[Stored dataset items]
** begin **

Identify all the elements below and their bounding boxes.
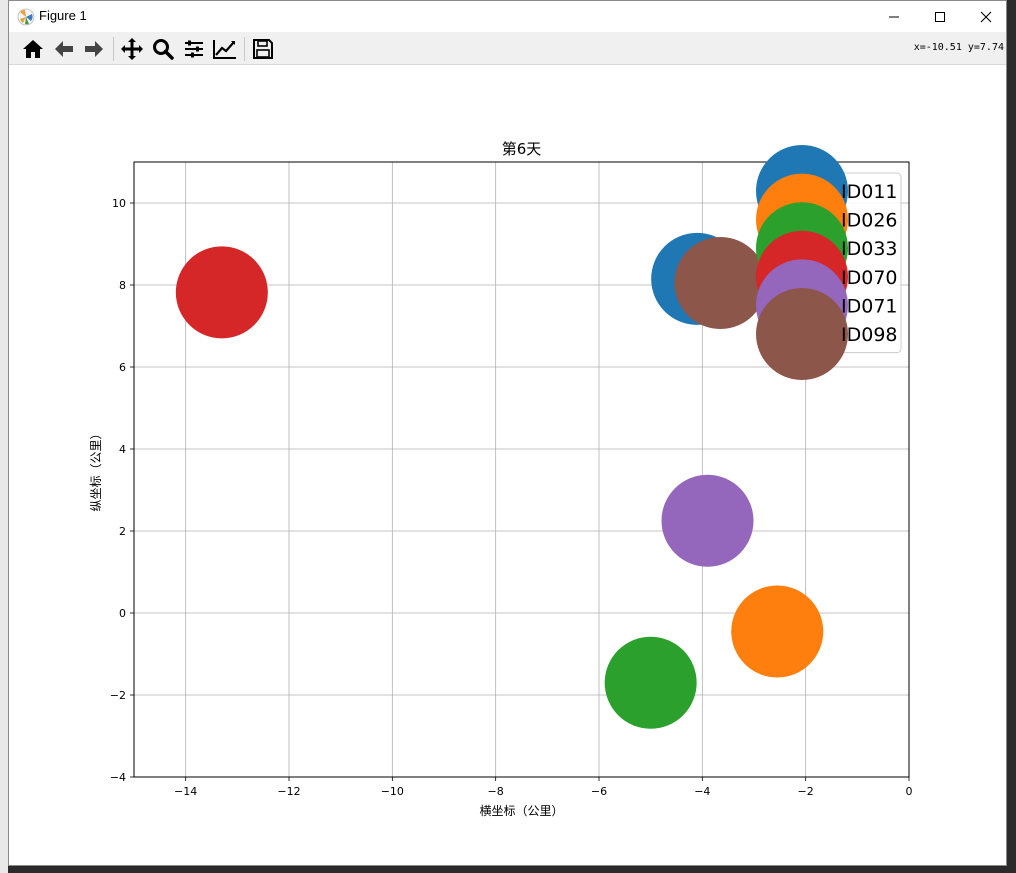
scatter-points	[175, 232, 824, 729]
zoom-button[interactable]	[149, 35, 177, 63]
point-id033	[604, 636, 697, 729]
y-tick-label: 4	[119, 443, 126, 456]
axes-frame	[133, 161, 910, 778]
subplots-icon	[185, 40, 203, 58]
title-bar[interactable]: Figure 1	[9, 1, 1006, 32]
figure-canvas[interactable]: −14 −12 −10 −8 −6 −4 −2 0 −4 −2 0 2 4 6 8 10 第6天 横坐标（公…	[9, 65, 1006, 865]
home-icon	[23, 40, 43, 58]
minimize-icon	[889, 16, 899, 17]
x-tick-label: 0	[906, 785, 913, 798]
x-axis-label: 横坐标（公里）	[479, 804, 563, 818]
x-tick-label: −8	[488, 785, 504, 798]
toolbar-separator	[244, 37, 245, 61]
point-id071	[661, 474, 754, 567]
figure-window: Figure 1	[8, 0, 1007, 866]
home-button[interactable]	[19, 35, 47, 63]
customize-button[interactable]	[211, 35, 239, 63]
x-tick-label: −2	[798, 785, 814, 798]
x-tick-label: −4	[694, 785, 710, 798]
matplotlib-app-icon	[17, 8, 35, 26]
forward-icon	[85, 41, 103, 57]
close-button[interactable]	[963, 1, 1009, 32]
cursor-coordinates: x=-10.51 y=7.74	[913, 42, 1004, 53]
y-axis-label: 纵坐标（公里）	[89, 427, 103, 511]
x-tick-label: −6	[591, 785, 607, 798]
minimize-button[interactable]	[871, 1, 917, 32]
y-tick-label: 6	[119, 361, 126, 374]
back-icon	[55, 41, 73, 57]
x-tick-label: −12	[277, 785, 300, 798]
y-tick-label: −4	[110, 771, 126, 784]
x-tick-label: −10	[381, 785, 404, 798]
window-title: Figure 1	[39, 8, 87, 23]
y-tick-label: 8	[119, 279, 126, 292]
navigation-toolbar: x=-10.51 y=7.74	[9, 32, 1006, 65]
customize-icon	[213, 40, 236, 59]
legend: ID011 ID026 ID033 ID070 ID071 ID098	[756, 145, 902, 380]
desktop-background	[0, 0, 8, 873]
legend-label: ID071	[841, 295, 898, 317]
chart-title: 第6天	[502, 140, 542, 158]
subplots-button[interactable]	[180, 35, 208, 63]
save-button[interactable]	[249, 35, 277, 63]
y-tick-label: 10	[112, 197, 126, 210]
x-tick-label: −14	[174, 785, 197, 798]
toolbar-separator	[113, 37, 114, 61]
y-axis-ticks: −4 −2 0 2 4 6 8 10	[110, 197, 134, 784]
y-tick-label: 0	[119, 607, 126, 620]
y-tick-label: 2	[119, 525, 126, 538]
close-icon	[980, 11, 992, 22]
legend-label: ID098	[841, 324, 898, 346]
forward-button[interactable]	[80, 35, 108, 63]
point-id026	[731, 585, 824, 678]
legend-label: ID011	[841, 181, 898, 203]
x-axis-ticks: −14 −12 −10 −8 −6 −4 −2 0	[174, 777, 913, 798]
pan-button[interactable]	[118, 35, 146, 63]
legend-marker-id098	[756, 288, 848, 380]
legend-label: ID070	[841, 267, 898, 289]
zoom-icon	[153, 39, 174, 60]
y-tick-label: −2	[110, 689, 126, 702]
point-id070	[175, 246, 268, 339]
save-icon	[253, 39, 273, 59]
back-button[interactable]	[50, 35, 78, 63]
chart-svg[interactable]: −14 −12 −10 −8 −6 −4 −2 0 −4 −2 0 2 4 6 8 10 第6天 横坐标（公…	[9, 65, 1006, 865]
pan-icon	[121, 38, 143, 60]
maximize-icon	[935, 11, 945, 22]
legend-label: ID033	[841, 238, 898, 260]
maximize-button[interactable]	[917, 1, 963, 32]
legend-label: ID026	[841, 210, 898, 232]
point-id098	[674, 236, 767, 329]
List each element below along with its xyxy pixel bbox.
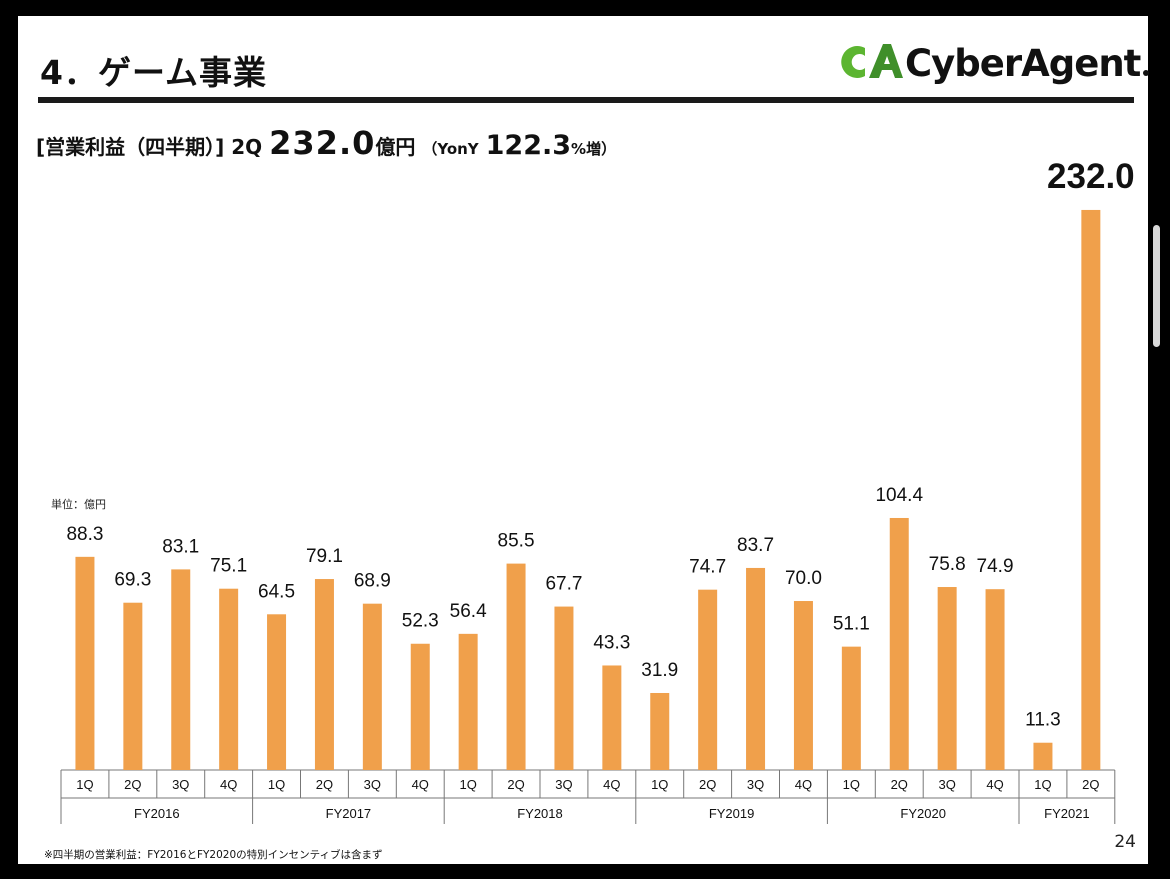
bar: [650, 692, 670, 770]
unit-label: 単位：億円: [51, 498, 106, 511]
quarter-label: 3Q: [172, 777, 189, 792]
fiscal-year-label: FY2019: [709, 806, 755, 821]
title-underline: [38, 97, 1134, 103]
quarter-label: 4Q: [986, 777, 1003, 792]
quarter-label: 4Q: [795, 777, 812, 792]
data-label: 68.9: [354, 571, 391, 592]
subtitle-yoy-prefix: （YonY: [422, 140, 479, 158]
data-label: 85.5: [498, 531, 535, 552]
quarter-label: 2Q: [507, 777, 524, 792]
bar: [267, 614, 287, 770]
quarter-label: 3Q: [938, 777, 955, 792]
chart-subtitle: [営業利益（四半期）] 2Q 232.0億円 （YonY 122.3%増）: [36, 124, 616, 162]
data-label: 69.3: [114, 570, 151, 591]
quarter-label: 2Q: [316, 777, 333, 792]
cyberagent-wordmark: CyberAgent: [905, 42, 1150, 85]
quarter-label: 2Q: [124, 777, 141, 792]
bar: [602, 665, 622, 770]
bar: [75, 556, 95, 770]
quarter-label: 1Q: [1034, 777, 1051, 792]
page-number: 24: [1114, 832, 1136, 852]
data-label: 75.1: [210, 556, 247, 577]
bar: [362, 603, 382, 770]
logo-text: CyberAgent: [905, 42, 1141, 85]
data-label: 64.5: [258, 581, 295, 602]
quarter-label: 4Q: [220, 777, 237, 792]
bar-chart: FY2016 FY2017 FY2018 FY2019 FY2020 FY2021 88.3…: [60, 157, 1135, 824]
bar: [554, 606, 574, 770]
data-label: 74.7: [689, 557, 726, 578]
cyberagent-logo-mark-icon: [841, 44, 903, 78]
quarter-label: 4Q: [603, 777, 620, 792]
footnote: ※四半期の営業利益：FY2016とFY2020の特別インセンティブは含まず: [44, 849, 383, 861]
data-label: 104.4: [875, 485, 923, 506]
data-label: 52.3: [402, 611, 439, 632]
quarter-label: 1Q: [76, 777, 93, 792]
fiscal-year-label: FY2018: [517, 806, 563, 821]
quarter-label: 3Q: [555, 777, 572, 792]
fiscal-year-label: FY2017: [326, 806, 372, 821]
subtitle-label: [営業利益（四半期）]: [36, 135, 225, 159]
data-label: 31.9: [641, 660, 678, 681]
bar: [219, 588, 239, 770]
fiscal-year-label: FY2020: [900, 806, 946, 821]
bar: [841, 646, 861, 770]
data-label: 11.3: [1025, 710, 1061, 731]
data-label: 75.8: [929, 554, 966, 575]
quarter-label: 2Q: [1082, 777, 1099, 792]
data-label: 83.1: [162, 536, 199, 557]
data-label: 67.7: [545, 574, 582, 595]
subtitle-unit: 億円: [375, 135, 416, 159]
fiscal-year-label: FY2021: [1044, 806, 1090, 821]
bar: [1081, 209, 1101, 770]
data-label: 79.1: [306, 546, 343, 567]
quarter-label: 2Q: [891, 777, 908, 792]
data-label: 74.9: [977, 556, 1014, 577]
quarter-label: 4Q: [412, 777, 429, 792]
data-label: 88.3: [66, 524, 103, 545]
quarter-label: 3Q: [364, 777, 381, 792]
bar: [458, 633, 478, 770]
subtitle-yoy-value: 122.3: [485, 130, 572, 161]
quarter-label: 1Q: [268, 777, 285, 792]
quarter-label: 2Q: [699, 777, 716, 792]
fiscal-year-label: FY2016: [134, 806, 180, 821]
bar: [123, 602, 143, 770]
bar: [889, 517, 909, 770]
subtitle-quarter: 2Q: [231, 135, 263, 159]
cyberagent-logo: CyberAgent: [835, 38, 1150, 90]
quarter-label: 1Q: [459, 777, 476, 792]
quarter-label: 1Q: [651, 777, 668, 792]
section-title: 4．ゲーム事業: [40, 53, 267, 92]
bar: [1033, 742, 1053, 770]
bar: [793, 601, 813, 770]
bar: [410, 643, 430, 770]
data-label: 232.0: [1047, 157, 1135, 196]
bar: [698, 589, 718, 770]
bar: [985, 589, 1005, 770]
bar: [171, 569, 191, 770]
logo-dot-icon: [1143, 70, 1150, 76]
quarter-label: 3Q: [747, 777, 764, 792]
subtitle-value: 232.0: [269, 124, 376, 162]
quarter-label: 1Q: [843, 777, 860, 792]
scrollbar[interactable]: [1153, 225, 1160, 347]
data-label: 56.4: [450, 601, 487, 622]
subtitle-yoy-suffix: %増）: [571, 140, 617, 158]
slide: 4．ゲーム事業 CyberAgent [営業利益（四半期）] 2Q 232.0億…: [18, 16, 1150, 864]
data-label: 70.0: [785, 568, 822, 589]
data-label: 51.1: [833, 614, 870, 635]
bar: [506, 563, 526, 770]
data-label: 43.3: [593, 632, 630, 653]
bar: [937, 587, 957, 770]
data-label: 83.7: [737, 535, 774, 556]
bar: [746, 567, 766, 770]
bar: [314, 579, 334, 770]
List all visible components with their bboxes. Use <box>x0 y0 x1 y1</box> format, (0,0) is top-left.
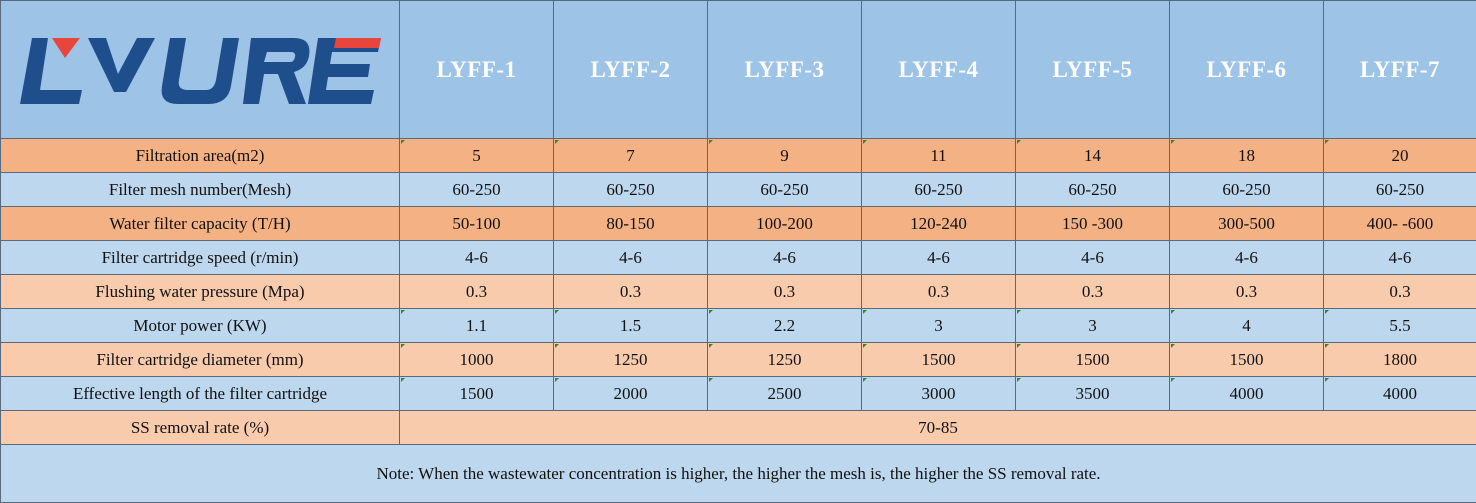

** end **

* [PROBLEM STATEMENT]: Reproduce verbatim the lines of the items from the line containing "232, 824, 729]" through the line containing "37, 114, 61]", both included.

* [SOLUTION TO THE EXERCISE]:
scatter-points	[175, 232, 824, 729]
zoom-button[interactable]	[149, 35, 177, 63]
point-id033	[604, 636, 697, 729]
y-tick-label: 4	[119, 443, 126, 456]
axes-frame	[133, 161, 910, 778]
subplots-icon	[185, 40, 203, 58]
title-bar[interactable]: Figure 1	[9, 1, 1006, 32]
figure-canvas[interactable]: −14 −12 −10 −8 −6 −4 −2 0 −4 −2 0 2 4 6 8 10 第6天 横坐标（公…	[9, 65, 1006, 865]
home-icon	[23, 40, 43, 58]
minimize-icon	[889, 16, 899, 17]
x-tick-label: 0	[906, 785, 913, 798]
x-axis-label: 横坐标（公里）	[479, 804, 563, 818]
x-tick-label: −8	[488, 785, 504, 798]
toolbar-separator	[244, 37, 245, 61]
point-id071	[661, 474, 754, 567]
figure-window: Figure 1	[8, 0, 1007, 866]
home-button[interactable]	[19, 35, 47, 63]
customize-button[interactable]	[211, 35, 239, 63]
x-tick-label: −2	[798, 785, 814, 798]
x-tick-label: −4	[694, 785, 710, 798]
matplotlib-app-icon	[17, 8, 35, 26]
forward-icon	[85, 41, 103, 57]
close-button[interactable]	[963, 1, 1009, 32]
cursor-coordinates: x=-10.51 y=7.74	[913, 42, 1004, 53]
y-axis-label: 纵坐标（公里）	[89, 427, 103, 511]
x-tick-label: −6	[591, 785, 607, 798]
minimize-button[interactable]	[871, 1, 917, 32]
y-tick-label: 6	[119, 361, 126, 374]
back-icon	[55, 41, 73, 57]
x-tick-label: −12	[277, 785, 300, 798]
y-tick-label: −4	[110, 771, 126, 784]
x-tick-label: −10	[381, 785, 404, 798]
window-title: Figure 1	[39, 8, 87, 23]
y-tick-label: 8	[119, 279, 126, 292]
navigation-toolbar: x=-10.51 y=7.74	[9, 32, 1006, 65]
customize-icon	[213, 40, 236, 59]
legend: ID011 ID026 ID033 ID070 ID071 ID098	[756, 145, 902, 380]
desktop-background	[0, 0, 8, 873]
legend-label: ID071	[841, 295, 898, 317]
chart-title: 第6天	[502, 140, 542, 158]
subplots-button[interactable]	[180, 35, 208, 63]
save-button[interactable]	[249, 35, 277, 63]
y-tick-label: 10	[112, 197, 126, 210]
x-tick-label: −14	[174, 785, 197, 798]
toolbar-separator	[113, 37, 114, 61]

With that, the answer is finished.